[start of Supplied material]

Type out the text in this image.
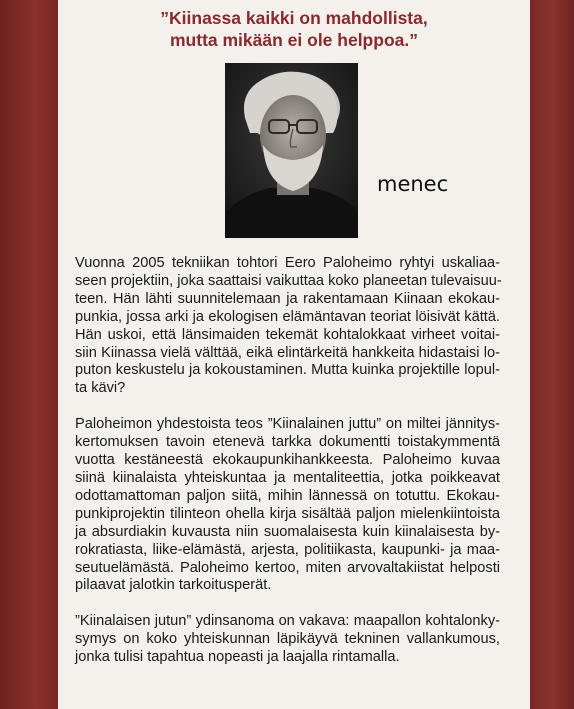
”Kiinassa kaikki on mahdollista,
mutta mikään ei ole helppoa.”
menec
Vuonna 2005 tekniikan tohtori Eero Paloheimo ryhtyi uskaliaa-
seen projektiin, joka saattaisi vaikuttaa koko planeetan tulevaisuu-
teen. Hän lähti suunnitelemaan ja rakentamaan Kiinaan ekokau-
punkia, jossa arki ja ekologisen elämäntavan teoriat löisivät kättä.
Hän uskoi, että länsimaiden tekemät kohtalokkaat virheet voitai-
siin Kiinassa vielä välttää, eikä elintärkeitä hankkeita hidastaisi lo-
puton keskustelu ja kokoustaminen. Mutta kuinka projektille lopul-
ta kävi?
Paloheimon yhdestoista teos ”Kiinalainen juttu” on miltei jännitys-
kertomuksen tavoin etenevä tarkka dokumentti toistakymmentä
vuotta kestäneestä ekokaupunkihankkeesta. Paloheimo kuvaa
siinä kiinalaista yhteiskuntaa ja mentaliteettia, jotka poikkeavat
odottamattoman paljon siitä, mihin lännessä on totuttu. Ekokau-
punkiprojektin tilinteon ohella kirja sisältää paljon mielenkiintoista
ja absurdiakin kuvausta niin suomalaisesta kuin kiinalaisesta by-
rokratiasta, liike-elämästä, arjesta, politiikasta, kaupunki- ja maa-
seutuelämästä. Paloheimo kertoo, miten arvovaltakiistat helposti
pilaavat jalotkin tarkoitusperät.
”Kiinalaisen jutun” ydinsanoma on vakava: maapallon kohtalonky-
symys on koko yhteiskunnan läpikäyvä tekninen vallankumous,
jonka tulisi tapahtua nopeasti ja laajalla rintamalla.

[end of Supplied material]

*Direction*
Leaving aside the images, write out the entries above word for word.

*The solution*
Type out the text in this image.
”Kiinassa kaikki on mahdollista,
mutta mikään ei ole helppoa.”
menec
Vuonna 2005 tekniikan tohtori Eero Paloheimo ryhtyi uskaliaa-
seen projektiin, joka saattaisi vaikuttaa koko planeetan tulevaisuu-
teen. Hän lähti suunnitelemaan ja rakentamaan Kiinaan ekokau-
punkia, jossa arki ja ekologisen elämäntavan teoriat löisivät kättä.
Hän uskoi, että länsimaiden tekemät kohtalokkaat virheet voitai-
siin Kiinassa vielä välttää, eikä elintärkeitä hankkeita hidastaisi lo-
puton keskustelu ja kokoustaminen. Mutta kuinka projektille lopul-
ta kävi?
Paloheimon yhdestoista teos ”Kiinalainen juttu” on miltei jännitys-
kertomuksen tavoin etenevä tarkka dokumentti toistakymmentä
vuotta kestäneestä ekokaupunkihankkeesta. Paloheimo kuvaa
siinä kiinalaista yhteiskuntaa ja mentaliteettia, jotka poikkeavat
odottamattoman paljon siitä, mihin lännessä on totuttu. Ekokau-
punkiprojektin tilinteon ohella kirja sisältää paljon mielenkiintoista
ja absurdiakin kuvausta niin suomalaisesta kuin kiinalaisesta by-
rokratiasta, liike-elämästä, arjesta, politiikasta, kaupunki- ja maa-
seutuelämästä. Paloheimo kertoo, miten arvovaltakiistat helposti
pilaavat jalotkin tarkoitusperät.
”Kiinalaisen jutun” ydinsanoma on vakava: maapallon kohtalonky-
symys on koko yhteiskunnan läpikäyvä tekninen vallankumous,
jonka tulisi tapahtua nopeasti ja laajalla rintamalla.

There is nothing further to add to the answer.